- _Extract_
▬▬▬▬▬▬
Proposed F19 Feature: Cinnamon as Default Desktop

Ian Malone ibmalone at gmail.com
Sat Feb 9 11:34:34 UTC 2013


On 9 February 2013 00:37, drago01 <drago01 at gmail.com> wrote:
> On Sat, Feb 9, 2013 at 1:23 AM, Martin Sourada <martin.sourada at gmail.com> wrote:

>>  * Gnome 3's target audience does not enclose majority of Gnome 2's
>>    target audience, though it *does* have some intersection. Many of
>>    those are seeing this as arrogance.
>
> Being different does not imply different target audience ... same
> thing and discussion happened when GNOME 2.0 got released.
> Now the haters from back then want GNOME 2.0 back ;)
>

Gnome 2 slowly returned to the old behaviour in many ways. Gnome 3 is
starting to do this.

>>  * Some trivial stuff is taking months to years to re-implement (shut
>>    down).
▬▬▬▬▬▬
- _Recorded data_

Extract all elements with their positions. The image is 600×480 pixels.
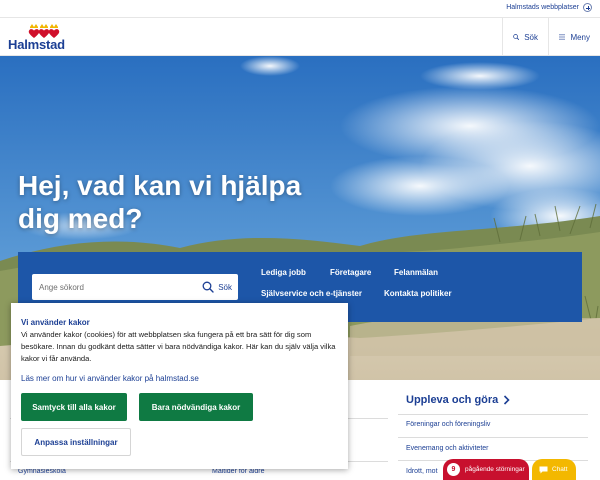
▬▬▬▬▬▬
- _Given exercise 1_
List every email address that appears in the mailing-list post on Cinnamon as the default desktop.
- _Given exercise 2_
Write a continuation of the mailing-list post on Cinnamon as the default desktop, starting right after its last quoted line.

- _Exercise answer 1_
ibmalone at gmail.com
drago01 at gmail.com
martin.sourada at gmail.com

- _Exercise answer 2_
>
> Nonsense. Shutdown has always been implemented. It just got presented
> differently.
>

Hidden. On the bizarre assumption users didn't need it.

>>  * Gnome 3 is going the I-know-better-then-you-what's-good-for-you
>>    way.
>
> Sure by giving you an extension system that allows you to do whatever
> you want with the desktop ....
>

Is anyone doing that?

>
>>  * We think Gnome 3 is doing similar type of mistake as Windows 8.
>
> GNOME3 has nothing to do with windows 8 other than both work better on
> touch devices then previous releases .... supporting new hardware
> isn't really a bad thing imo.

And neither much contemplated that the interface that's appropriate
for a mobile phone is not appropriate for a desktop. I still use Gnome
3, despite the many helpful suggestions to change. I don't find it
quite as annoying as Windows 8 (where it's sometimes hard even to know
how to close down an app), but I do find that:
1. I no longer use workspaces to manage different tasks unless there
are lots of windows and then I sometimes overflow onto 2. This is
because they're less useful as you now can't switch without going to
the activities view and they aren't segregated well. At work I have a
KDE desktop and use four routinely.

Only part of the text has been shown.